___ DATA FOR THIS TASK

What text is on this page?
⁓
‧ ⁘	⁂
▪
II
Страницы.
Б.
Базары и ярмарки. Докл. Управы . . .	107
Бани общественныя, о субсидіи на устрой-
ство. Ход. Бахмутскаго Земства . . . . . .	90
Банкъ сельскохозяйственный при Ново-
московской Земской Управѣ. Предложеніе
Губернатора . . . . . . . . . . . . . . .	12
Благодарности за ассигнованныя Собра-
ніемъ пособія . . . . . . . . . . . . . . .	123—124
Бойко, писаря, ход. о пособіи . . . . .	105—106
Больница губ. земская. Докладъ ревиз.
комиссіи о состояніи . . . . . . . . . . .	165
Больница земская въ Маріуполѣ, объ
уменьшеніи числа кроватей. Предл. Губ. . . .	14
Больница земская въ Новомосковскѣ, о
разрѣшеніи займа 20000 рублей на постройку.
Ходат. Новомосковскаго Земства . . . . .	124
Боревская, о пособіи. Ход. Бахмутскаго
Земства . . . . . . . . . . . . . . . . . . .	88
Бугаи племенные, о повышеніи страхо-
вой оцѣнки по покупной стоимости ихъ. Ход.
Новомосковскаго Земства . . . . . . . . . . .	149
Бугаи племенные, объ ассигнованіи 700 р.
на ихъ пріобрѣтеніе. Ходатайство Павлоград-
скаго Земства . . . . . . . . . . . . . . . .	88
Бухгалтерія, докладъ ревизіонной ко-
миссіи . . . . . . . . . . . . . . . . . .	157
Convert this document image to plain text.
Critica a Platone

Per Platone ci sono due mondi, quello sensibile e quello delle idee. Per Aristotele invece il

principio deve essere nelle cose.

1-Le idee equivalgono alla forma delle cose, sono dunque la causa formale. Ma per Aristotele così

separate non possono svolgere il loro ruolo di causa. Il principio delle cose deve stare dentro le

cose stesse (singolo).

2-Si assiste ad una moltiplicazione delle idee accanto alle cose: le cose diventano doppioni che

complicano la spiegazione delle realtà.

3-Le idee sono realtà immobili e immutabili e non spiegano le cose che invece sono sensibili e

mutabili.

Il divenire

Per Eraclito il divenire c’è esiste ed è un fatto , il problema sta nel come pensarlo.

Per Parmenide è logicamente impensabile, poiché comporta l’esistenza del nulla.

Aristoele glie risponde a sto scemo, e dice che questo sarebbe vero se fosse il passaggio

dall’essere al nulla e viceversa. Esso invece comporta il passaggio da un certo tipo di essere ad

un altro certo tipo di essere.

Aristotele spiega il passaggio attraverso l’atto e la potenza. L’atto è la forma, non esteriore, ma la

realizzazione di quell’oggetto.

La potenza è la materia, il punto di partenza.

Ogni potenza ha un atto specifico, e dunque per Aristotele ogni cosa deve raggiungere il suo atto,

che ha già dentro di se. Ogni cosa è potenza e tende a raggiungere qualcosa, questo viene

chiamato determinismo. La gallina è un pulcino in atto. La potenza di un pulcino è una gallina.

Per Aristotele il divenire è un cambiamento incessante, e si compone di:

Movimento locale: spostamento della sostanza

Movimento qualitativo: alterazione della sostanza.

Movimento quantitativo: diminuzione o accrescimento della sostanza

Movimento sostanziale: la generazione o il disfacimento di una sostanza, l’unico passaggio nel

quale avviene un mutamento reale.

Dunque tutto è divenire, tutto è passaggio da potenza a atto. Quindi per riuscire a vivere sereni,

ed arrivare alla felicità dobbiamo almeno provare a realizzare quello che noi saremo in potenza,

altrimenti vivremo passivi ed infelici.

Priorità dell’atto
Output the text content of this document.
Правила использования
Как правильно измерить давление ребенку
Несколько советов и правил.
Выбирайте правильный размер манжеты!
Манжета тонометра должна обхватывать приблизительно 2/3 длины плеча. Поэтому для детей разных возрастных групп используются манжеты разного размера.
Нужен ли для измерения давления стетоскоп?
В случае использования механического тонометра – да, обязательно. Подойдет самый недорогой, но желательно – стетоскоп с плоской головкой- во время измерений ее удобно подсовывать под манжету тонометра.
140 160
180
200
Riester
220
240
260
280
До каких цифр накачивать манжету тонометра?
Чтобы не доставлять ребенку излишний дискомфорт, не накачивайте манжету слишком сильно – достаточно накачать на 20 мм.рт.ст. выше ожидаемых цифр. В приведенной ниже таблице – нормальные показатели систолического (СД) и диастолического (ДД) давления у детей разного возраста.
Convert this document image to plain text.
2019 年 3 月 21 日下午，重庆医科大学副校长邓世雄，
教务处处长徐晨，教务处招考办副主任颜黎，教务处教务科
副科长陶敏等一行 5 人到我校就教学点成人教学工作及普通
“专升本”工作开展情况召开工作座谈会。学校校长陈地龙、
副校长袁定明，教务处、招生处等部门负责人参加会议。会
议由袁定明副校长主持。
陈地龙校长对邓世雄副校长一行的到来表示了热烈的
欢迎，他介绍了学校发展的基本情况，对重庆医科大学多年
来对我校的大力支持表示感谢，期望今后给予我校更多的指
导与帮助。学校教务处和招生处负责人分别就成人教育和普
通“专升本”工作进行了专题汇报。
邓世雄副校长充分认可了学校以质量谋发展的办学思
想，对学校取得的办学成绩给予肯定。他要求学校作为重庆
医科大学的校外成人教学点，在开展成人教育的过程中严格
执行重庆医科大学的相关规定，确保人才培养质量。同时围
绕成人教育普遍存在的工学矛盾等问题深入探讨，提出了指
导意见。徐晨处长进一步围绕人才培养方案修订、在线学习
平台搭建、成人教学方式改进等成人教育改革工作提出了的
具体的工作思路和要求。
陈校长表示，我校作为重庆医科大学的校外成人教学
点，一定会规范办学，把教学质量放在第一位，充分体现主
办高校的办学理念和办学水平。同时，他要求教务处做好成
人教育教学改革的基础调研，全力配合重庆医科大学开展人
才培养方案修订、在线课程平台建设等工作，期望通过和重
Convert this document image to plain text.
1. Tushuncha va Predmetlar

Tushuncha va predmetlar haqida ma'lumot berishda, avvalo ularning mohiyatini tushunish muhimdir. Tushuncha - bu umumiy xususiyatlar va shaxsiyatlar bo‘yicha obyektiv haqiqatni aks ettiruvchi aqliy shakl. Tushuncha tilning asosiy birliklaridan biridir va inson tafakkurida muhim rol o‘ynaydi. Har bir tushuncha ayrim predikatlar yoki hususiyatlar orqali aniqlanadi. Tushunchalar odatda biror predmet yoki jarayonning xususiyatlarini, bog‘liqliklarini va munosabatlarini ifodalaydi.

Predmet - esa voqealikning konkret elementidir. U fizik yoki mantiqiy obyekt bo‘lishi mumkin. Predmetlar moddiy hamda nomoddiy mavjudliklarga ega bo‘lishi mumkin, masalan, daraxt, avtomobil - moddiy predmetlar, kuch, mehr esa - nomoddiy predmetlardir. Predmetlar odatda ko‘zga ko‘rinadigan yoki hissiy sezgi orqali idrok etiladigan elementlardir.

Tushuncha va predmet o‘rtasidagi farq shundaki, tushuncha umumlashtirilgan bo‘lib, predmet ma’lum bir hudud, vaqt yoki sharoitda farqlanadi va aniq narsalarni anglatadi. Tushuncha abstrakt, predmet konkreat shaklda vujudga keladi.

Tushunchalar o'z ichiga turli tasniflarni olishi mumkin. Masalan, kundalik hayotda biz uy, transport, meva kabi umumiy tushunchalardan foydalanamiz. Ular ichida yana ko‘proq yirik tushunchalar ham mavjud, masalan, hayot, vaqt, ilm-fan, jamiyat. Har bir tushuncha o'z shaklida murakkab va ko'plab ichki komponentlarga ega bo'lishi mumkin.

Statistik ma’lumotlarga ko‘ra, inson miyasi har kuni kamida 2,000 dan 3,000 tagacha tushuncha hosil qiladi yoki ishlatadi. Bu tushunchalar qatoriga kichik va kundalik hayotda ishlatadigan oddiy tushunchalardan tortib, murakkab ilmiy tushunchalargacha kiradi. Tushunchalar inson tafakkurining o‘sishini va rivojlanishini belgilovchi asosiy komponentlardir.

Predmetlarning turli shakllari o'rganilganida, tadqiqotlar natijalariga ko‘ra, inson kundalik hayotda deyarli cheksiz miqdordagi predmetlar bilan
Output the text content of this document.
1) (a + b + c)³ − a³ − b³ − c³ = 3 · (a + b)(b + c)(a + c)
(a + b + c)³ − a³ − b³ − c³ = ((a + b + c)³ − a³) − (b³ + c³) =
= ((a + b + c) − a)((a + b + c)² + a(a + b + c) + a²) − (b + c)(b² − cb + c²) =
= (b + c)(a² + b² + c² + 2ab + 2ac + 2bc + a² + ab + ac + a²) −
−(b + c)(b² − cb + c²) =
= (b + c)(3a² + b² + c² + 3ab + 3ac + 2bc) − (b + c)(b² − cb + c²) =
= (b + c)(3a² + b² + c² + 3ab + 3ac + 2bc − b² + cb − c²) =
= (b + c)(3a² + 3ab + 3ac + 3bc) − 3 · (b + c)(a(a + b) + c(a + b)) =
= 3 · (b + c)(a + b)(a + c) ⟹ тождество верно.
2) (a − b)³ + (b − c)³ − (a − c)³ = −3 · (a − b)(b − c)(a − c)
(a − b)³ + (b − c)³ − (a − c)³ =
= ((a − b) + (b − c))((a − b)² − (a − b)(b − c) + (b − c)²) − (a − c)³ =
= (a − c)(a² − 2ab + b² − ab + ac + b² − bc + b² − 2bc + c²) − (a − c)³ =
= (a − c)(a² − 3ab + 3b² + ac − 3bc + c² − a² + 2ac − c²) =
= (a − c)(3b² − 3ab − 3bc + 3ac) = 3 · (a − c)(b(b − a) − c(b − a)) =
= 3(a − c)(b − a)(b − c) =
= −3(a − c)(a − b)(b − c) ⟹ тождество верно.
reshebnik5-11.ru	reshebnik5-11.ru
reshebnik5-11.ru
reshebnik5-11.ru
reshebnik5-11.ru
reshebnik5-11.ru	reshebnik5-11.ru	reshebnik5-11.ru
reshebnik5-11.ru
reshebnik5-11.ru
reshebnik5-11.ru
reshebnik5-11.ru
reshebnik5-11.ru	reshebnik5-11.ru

______

List all lines where "использования" occurs.

Правила использования
В случае использования механического тонометра – да, обязательно. Подойдет самый недорогой, но желательно – стетоскоп с плоской головкой- во время измерений ее удобно подсовывать под манжету тонометра.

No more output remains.